● **Prompt**
Gather each line of the entries below that includes "icon".

● **Entries**

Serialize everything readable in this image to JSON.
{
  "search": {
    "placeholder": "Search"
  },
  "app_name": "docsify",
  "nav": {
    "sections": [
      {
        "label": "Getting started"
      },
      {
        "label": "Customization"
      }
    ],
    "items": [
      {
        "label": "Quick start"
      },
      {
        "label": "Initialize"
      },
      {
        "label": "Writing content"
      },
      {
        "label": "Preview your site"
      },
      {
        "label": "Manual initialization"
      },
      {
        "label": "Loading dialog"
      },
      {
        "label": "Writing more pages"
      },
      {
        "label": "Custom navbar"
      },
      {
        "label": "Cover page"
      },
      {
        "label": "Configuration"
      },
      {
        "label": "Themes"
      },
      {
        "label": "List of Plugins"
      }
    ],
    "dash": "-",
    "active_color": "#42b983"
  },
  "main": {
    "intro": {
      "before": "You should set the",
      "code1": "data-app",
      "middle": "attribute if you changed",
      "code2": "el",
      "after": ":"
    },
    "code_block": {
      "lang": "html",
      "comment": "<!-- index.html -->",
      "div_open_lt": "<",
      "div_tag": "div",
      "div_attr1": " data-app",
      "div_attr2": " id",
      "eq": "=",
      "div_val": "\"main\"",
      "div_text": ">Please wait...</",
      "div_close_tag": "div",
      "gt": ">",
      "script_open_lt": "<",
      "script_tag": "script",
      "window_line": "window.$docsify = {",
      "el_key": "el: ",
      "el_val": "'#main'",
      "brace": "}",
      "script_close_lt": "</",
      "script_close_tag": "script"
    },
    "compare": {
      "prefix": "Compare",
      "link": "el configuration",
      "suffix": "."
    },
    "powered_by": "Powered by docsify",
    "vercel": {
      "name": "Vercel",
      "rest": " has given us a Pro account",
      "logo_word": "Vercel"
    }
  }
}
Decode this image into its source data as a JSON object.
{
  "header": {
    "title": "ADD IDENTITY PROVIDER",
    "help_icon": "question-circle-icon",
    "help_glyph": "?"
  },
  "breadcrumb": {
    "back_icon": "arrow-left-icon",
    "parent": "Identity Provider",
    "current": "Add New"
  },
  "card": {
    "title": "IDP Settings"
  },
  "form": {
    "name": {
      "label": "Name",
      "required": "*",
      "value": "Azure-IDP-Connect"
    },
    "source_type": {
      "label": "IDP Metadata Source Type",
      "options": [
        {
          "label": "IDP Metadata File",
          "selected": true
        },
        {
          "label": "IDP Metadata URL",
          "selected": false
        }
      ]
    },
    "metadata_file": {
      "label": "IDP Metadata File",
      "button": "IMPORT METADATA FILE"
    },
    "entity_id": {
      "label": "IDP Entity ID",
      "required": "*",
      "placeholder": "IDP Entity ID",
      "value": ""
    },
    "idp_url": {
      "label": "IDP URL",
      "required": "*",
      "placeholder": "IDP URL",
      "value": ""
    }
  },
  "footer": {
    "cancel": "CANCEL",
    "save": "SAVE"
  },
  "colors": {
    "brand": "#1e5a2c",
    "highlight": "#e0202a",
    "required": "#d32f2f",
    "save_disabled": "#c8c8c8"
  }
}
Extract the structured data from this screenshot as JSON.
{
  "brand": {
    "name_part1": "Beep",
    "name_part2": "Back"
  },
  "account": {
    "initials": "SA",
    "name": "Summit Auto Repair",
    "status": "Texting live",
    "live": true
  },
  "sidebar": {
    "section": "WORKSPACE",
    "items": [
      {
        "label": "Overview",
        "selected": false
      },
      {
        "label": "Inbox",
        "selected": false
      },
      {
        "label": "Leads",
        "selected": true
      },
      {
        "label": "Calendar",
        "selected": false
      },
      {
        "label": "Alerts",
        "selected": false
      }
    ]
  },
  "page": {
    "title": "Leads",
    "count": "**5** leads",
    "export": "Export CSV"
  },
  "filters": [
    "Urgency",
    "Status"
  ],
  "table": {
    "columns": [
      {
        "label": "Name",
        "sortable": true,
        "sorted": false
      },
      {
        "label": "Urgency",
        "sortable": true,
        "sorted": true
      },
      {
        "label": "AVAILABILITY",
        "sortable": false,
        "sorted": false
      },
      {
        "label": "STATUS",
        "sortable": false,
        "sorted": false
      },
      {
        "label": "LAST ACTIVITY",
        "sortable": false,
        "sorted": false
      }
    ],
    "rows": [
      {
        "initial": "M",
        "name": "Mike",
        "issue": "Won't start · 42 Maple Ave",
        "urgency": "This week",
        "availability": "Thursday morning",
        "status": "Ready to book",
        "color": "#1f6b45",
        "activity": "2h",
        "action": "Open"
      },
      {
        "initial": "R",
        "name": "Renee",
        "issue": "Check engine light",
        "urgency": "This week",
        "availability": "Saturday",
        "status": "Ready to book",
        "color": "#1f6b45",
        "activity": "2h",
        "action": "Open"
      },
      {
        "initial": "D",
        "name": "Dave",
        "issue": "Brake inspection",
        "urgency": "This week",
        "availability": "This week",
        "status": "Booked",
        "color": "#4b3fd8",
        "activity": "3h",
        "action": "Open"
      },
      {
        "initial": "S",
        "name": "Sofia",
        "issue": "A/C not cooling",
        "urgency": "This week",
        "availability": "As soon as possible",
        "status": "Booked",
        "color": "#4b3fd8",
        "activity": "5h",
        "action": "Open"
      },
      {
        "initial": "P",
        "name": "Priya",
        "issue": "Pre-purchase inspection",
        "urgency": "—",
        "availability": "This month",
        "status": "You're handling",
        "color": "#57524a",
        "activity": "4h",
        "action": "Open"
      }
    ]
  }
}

● **Written answer**
    "help_icon": "question-circle-icon",
    "back_icon": "arrow-left-icon",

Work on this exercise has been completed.